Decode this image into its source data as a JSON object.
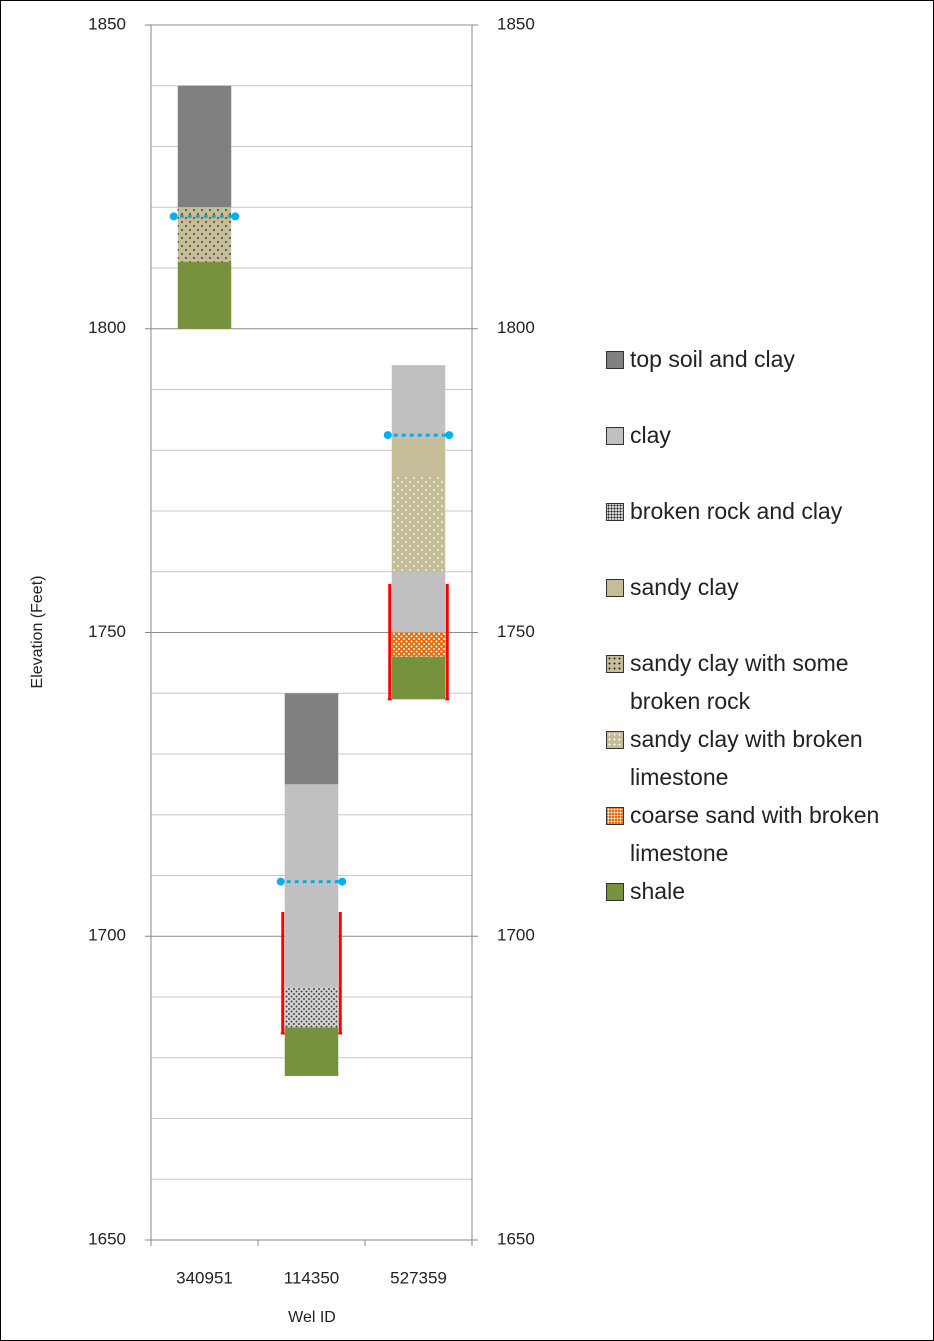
{
  "chart_data": {
    "type": "lithology-columns",
    "x_label": "Wel ID",
    "y_label": "Elevation (Feet)",
    "categories": [
      "340951",
      "114350",
      "527359"
    ],
    "ylim": [
      1650,
      1850
    ],
    "yticks": [
      1650,
      1700,
      1750,
      1800,
      1850
    ],
    "y2lim": [
      1650,
      1850
    ],
    "y2ticks": [
      1650,
      1700,
      1750,
      1800,
      1850
    ],
    "ygrid": [
      1660,
      1670,
      1680,
      1690,
      1710,
      1720,
      1730,
      1740,
      1760,
      1770,
      1780,
      1790,
      1810,
      1820,
      1830,
      1840
    ],
    "series": [
      {
        "name": "top soil and clay",
        "color": "#808080",
        "pattern": "none"
      },
      {
        "name": "clay",
        "color": "#c0c0c0",
        "pattern": "none"
      },
      {
        "name": "broken rock and clay",
        "color": "#d4d4d4",
        "pattern": "dark-dense"
      },
      {
        "name": "sandy clay",
        "color": "#c4bd97",
        "pattern": "none"
      },
      {
        "name": "sandy clay with some broken rock",
        "color": "#c4bd97",
        "pattern": "dark-sparse"
      },
      {
        "name": "sandy clay with broken limestone",
        "color": "#c4bd97",
        "pattern": "white-sparse"
      },
      {
        "name": "coarse sand with broken limestone",
        "color": "#e46c0a",
        "pattern": "white-dense"
      },
      {
        "name": "shale",
        "color": "#76923c",
        "pattern": "none"
      }
    ],
    "wells": [
      {
        "top": 1840,
        "layers": [
          {
            "series": 0,
            "thickness": 20
          },
          {
            "series": 4,
            "thickness": 9
          },
          {
            "series": 7,
            "thickness": 11
          }
        ],
        "water_level": 1818.5,
        "water_color": "#00b0f0"
      },
      {
        "top": 1740,
        "layers": [
          {
            "series": 0,
            "thickness": 15
          },
          {
            "series": 1,
            "thickness": 33.5
          },
          {
            "series": 2,
            "thickness": 6.5
          },
          {
            "series": 7,
            "thickness": 8
          }
        ],
        "water_level": 1709,
        "water_color": "#00b0f0",
        "screen": [
          1704,
          1684
        ],
        "screen_color": "#ff0000"
      },
      {
        "top": 1794,
        "layers": [
          {
            "series": 1,
            "thickness": 12
          },
          {
            "series": 3,
            "thickness": 6
          },
          {
            "series": 5,
            "thickness": 16
          },
          {
            "series": 1,
            "thickness": 10
          },
          {
            "series": 6,
            "thickness": 4
          },
          {
            "series": 7,
            "thickness": 7
          }
        ],
        "water_level": 1782.5,
        "water_color": "#00b0f0",
        "screen": [
          1758,
          1739
        ],
        "screen_color": "#ff0000"
      }
    ],
    "legend": "right"
  }
}
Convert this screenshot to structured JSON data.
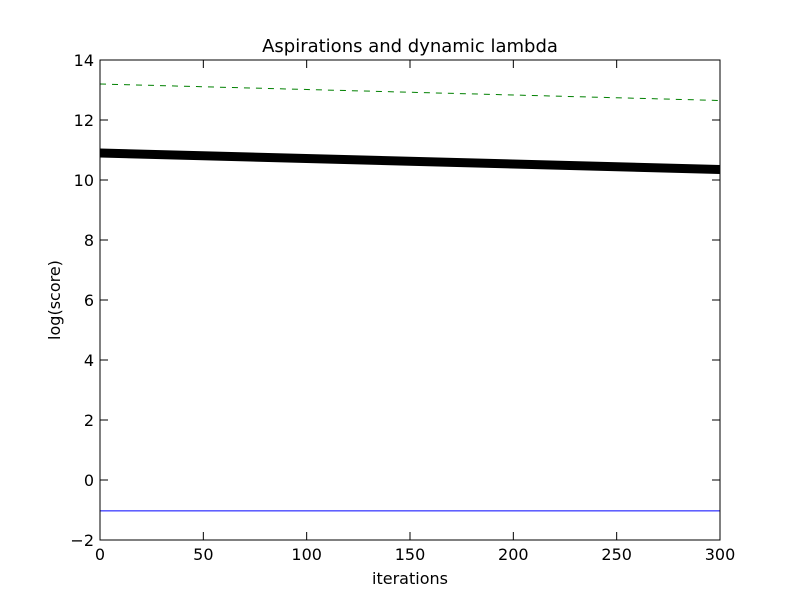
{
  "chart_data": {
    "type": "line",
    "title": "Aspirations and dynamic lambda",
    "xlabel": "iterations",
    "ylabel": "log(score)",
    "xlim": [
      0,
      300
    ],
    "ylim": [
      -2,
      14
    ],
    "x_ticks": [
      0,
      50,
      100,
      150,
      200,
      250,
      300
    ],
    "y_ticks": [
      -2,
      0,
      2,
      4,
      6,
      8,
      10,
      12,
      14
    ],
    "x_tick_labels": [
      "0",
      "50",
      "100",
      "150",
      "200",
      "250",
      "300"
    ],
    "y_tick_labels": [
      "−2",
      "0",
      "2",
      "4",
      "6",
      "8",
      "10",
      "12",
      "14"
    ],
    "grid": false,
    "series": [
      {
        "color": "#008000",
        "style": "dashed",
        "x": [
          0,
          300
        ],
        "y": [
          13.2,
          12.65
        ]
      },
      {
        "color": "#000000",
        "style": "thick",
        "x": [
          0,
          300
        ],
        "y": [
          10.9,
          10.35
        ]
      },
      {
        "color": "#0000ff",
        "style": "solid",
        "x": [
          0,
          300
        ],
        "y": [
          -1.03,
          -1.03
        ]
      }
    ]
  }
}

*Set problem*
Your answer should be a single number: the count of lines in these records that hold the string "broken".

*Result for this task*
4